▸ **課題 1**
渋川剛気についての本文抜粋から、「身長155センチ、体重47キ」で始まり「して描かれるキャラクターだ。」で終わる部分を一字一句変えずに書き出しなさい。
▸ **課題 2**
渋川剛気とそのモデルについての文章を、最後の文の後から書き継ぎなさい。

▸ **本文抜粋**
◆ ◆ ◆ ◆ ◆

ある意味で格闘技、バトル漫画の最高峰とも言える範馬刃牙、その登場人物のモデルとして最も有名とも言える人物かもしれない。

渋川剛気。

身長155センチ、体重47キロ、女性とも見まごうばかりの小柄な体格にして、その洗練され、研ぎ澄まされ、究極の領域に達した業により、自分よりも一回りも二回りも、ジャックハンマーのような2メートルを超える巨大な男相手にしても、まるで赤子の手をひねるかのように投げ、ひっくり返し、飛ばしてきた、文字通り達人として描かれるキャラクターだ。

私もそのあり方、戦い方、立ち居振る舞いには、これ以上ないと言うほど魅了されており、そのモデルとして、私も名前は伺っており、以前から非常に興味はあった。

話によると、作者である板垣恵介が、範馬刃牙を描く前より交流があり、その人となりについて「才気のカタマリ」「爆笑した顔に狂気を感じた」「体中が地雷原のような人」などと評しており、以前板垣自身が武道家と立ち会い惨敗した話をした折には弟子に「その程度で済んで運がよかったと思え。二度と遊び半分の軽い気持ちで立ち合いに臨むな」と苦言を言付けたという。

塩田剛三が幼少の頃より柔道に邁進し、中学3年生にして四谷署の巡査たちを相手に5人抜きを達成、学級の対抗戦に至っては先方で出てチーム全員を総嘗めにし、段位は三段を取得。

◆ ◆ ◆ ◆ ◆

▸ **提供資料**

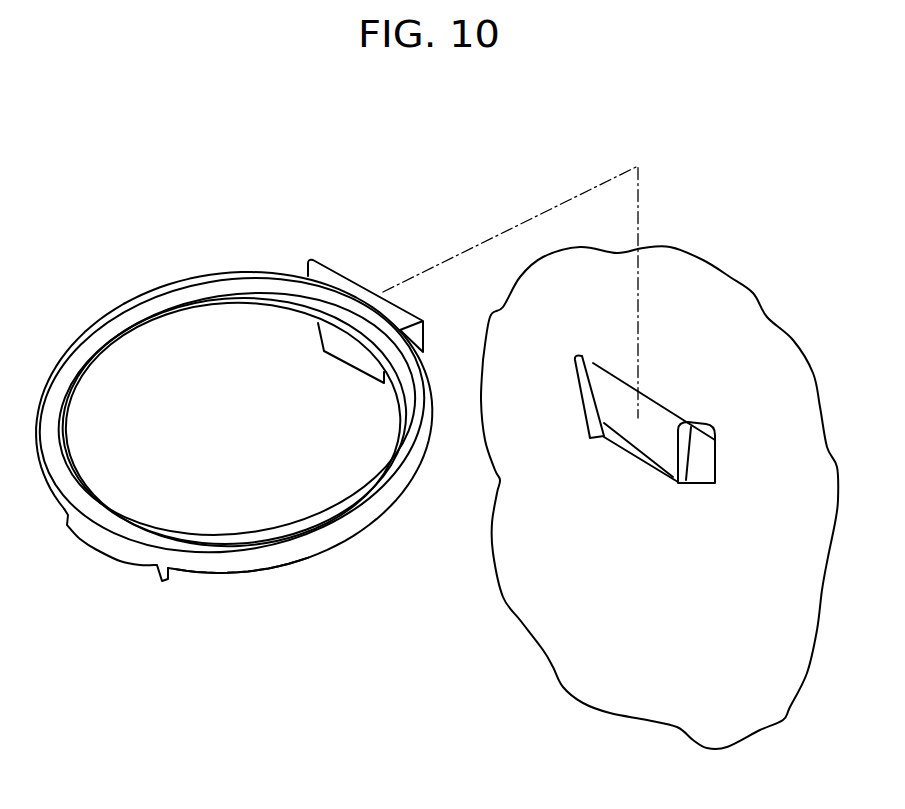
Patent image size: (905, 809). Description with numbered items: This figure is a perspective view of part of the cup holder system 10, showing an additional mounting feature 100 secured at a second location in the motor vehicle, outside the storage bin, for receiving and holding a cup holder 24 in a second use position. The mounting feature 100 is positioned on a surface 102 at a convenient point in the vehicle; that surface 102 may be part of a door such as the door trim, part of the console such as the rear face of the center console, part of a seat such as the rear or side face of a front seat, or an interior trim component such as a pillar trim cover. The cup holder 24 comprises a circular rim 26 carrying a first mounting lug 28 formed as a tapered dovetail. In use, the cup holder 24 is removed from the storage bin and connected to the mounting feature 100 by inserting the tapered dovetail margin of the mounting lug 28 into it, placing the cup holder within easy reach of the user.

The cup holder system 10 is at (173, 187).
The cup holder 24 is at (112, 593).
The circular rim 26 is at (262, 558).
The first mounting lug 28 is at (334, 280).
The mounting feature 100 is at (704, 450).
The surface 102 is at (560, 598).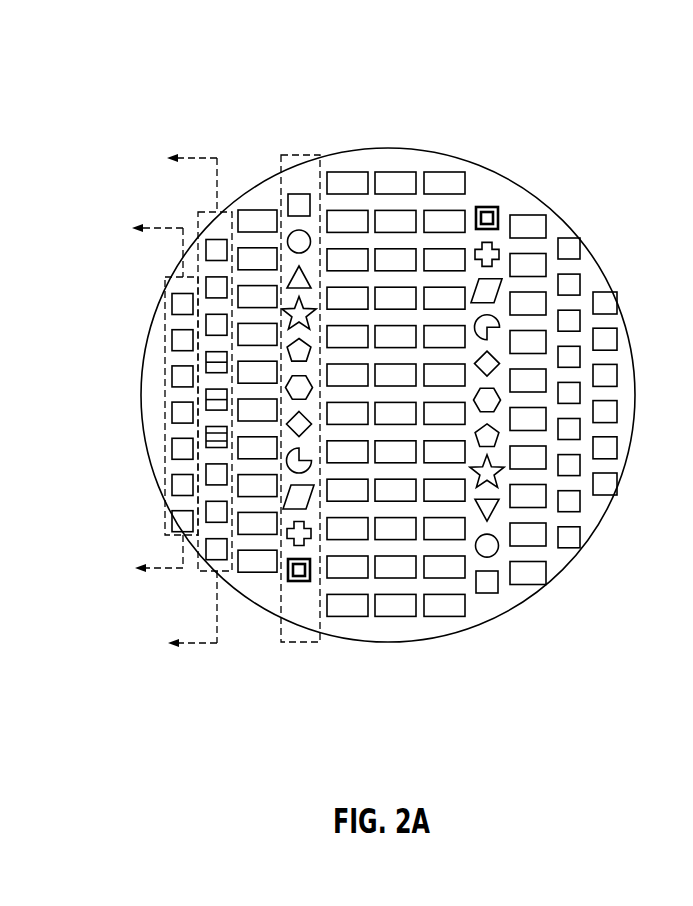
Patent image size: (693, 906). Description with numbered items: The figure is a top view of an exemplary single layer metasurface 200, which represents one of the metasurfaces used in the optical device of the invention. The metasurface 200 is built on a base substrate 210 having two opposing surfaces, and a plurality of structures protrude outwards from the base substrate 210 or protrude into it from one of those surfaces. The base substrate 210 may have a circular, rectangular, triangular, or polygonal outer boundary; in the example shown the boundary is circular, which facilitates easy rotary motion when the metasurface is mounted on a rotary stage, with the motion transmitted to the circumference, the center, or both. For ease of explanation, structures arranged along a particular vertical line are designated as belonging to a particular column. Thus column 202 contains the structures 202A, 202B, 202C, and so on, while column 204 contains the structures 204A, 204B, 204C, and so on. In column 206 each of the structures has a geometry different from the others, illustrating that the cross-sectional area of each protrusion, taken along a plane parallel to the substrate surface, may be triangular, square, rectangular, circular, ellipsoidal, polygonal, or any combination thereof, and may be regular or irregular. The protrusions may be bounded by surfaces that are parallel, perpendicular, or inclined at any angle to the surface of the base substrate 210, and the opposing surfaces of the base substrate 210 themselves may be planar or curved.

The single layer metasurface 200 is at (357, 400).
The column 202 is at (131, 406).
The structure 202A is at (170, 303).
The structure 202B is at (170, 340).
The structure 202C is at (170, 377).
The column 204 is at (146, 417).
The structure 204A is at (207, 512).
The structure 204B is at (208, 475).
The structure 204C is at (207, 435).
The column 206 is at (293, 642).
The base substrate 210 is at (562, 212).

◆ ◆ ◆ ◆ ◆

▸ **解答例 1**
身長155センチ、体重47キロ、女性とも見まごうばかりの小柄な体格にして、その洗練され、研ぎ澄まされ、究極の領域に達した業により、自分よりも一回りも二回りも、ジャックハンマーのような2メートルを超える巨大な男相手にしても、まるで赤子の手をひねるかのように投げ、ひっくり返し、飛ばしてきた、文字通り達人として描かれるキャラクターだ。

▸ **解答例 2**
まさに無敵を掘っていた塩田剛三だったが、その時の学校の先生の言葉に従い、合気道の開祖、植芝盛平の道場を訪ねることになる。

“開祖"植芝盛平

1人の壮年に、若い弟子たちが次々にかかっていてはいとも簡単に投げられて抑えられる様を見て、塩田剛三はインチキに決まっていると腹の中でセセラ笑っていたところ、やりませんかと持ちかけられ、どうやっても良いかと承諾を取り、掴みに行くふりをしていきなり蹴りを払ったと言う。

その瞬間、天地がひっくり返る、気づけば塩田剛三は植芝盛平に投げられていた。

それにより、塩田剛三のその胸中も、天地がひっくり返るような思いを抱えていたと言う。

腕っ節に自信のあったものが、小さな老人に訳も分からず宙に舞わされる。

小説や講談の中にしかありえないと思っていた、武道の妙技が存在した。

それから植芝道場に入門し、柔道の引く技から、合気道の押す力という点に戸惑いながらも、理合い、それを見極め、メキメキと上達していくことになる。

合気道とは一言で言ってしまえば、天地と一体となる、ここに尽きると言う。

事実、塩田剛三も、植芝盛平には手取り足取り教えられる事はなく、基本的には傍で見て、結構や結構やと言われ、何が結構なのかわからずに頭を悩ませていたと言う。

植芝盛平が実践していたのは、文字通りまさに実戦の中で花開く、武道としての合気道。

その一瞬、その一瞬にしか存在しない、その状況、相手の立ち位置、自分のなすべきこと、それを捕まえて、その一瞬の最大の効果を発揮する。

それを捕まえること、それこそが武道であり、二度と同じ状況は作り出せない、だからこそわかりやすい誰にでも理解できるような、そういった形というものを作ることも、示すこともなかったのだと言う。

事実、塩田剛三本人も、これでは才能がある者だけしか強くなれないとなかなか悩ましい事実として認めている一面もある。

その中心となるのが、呼吸力だと語っている。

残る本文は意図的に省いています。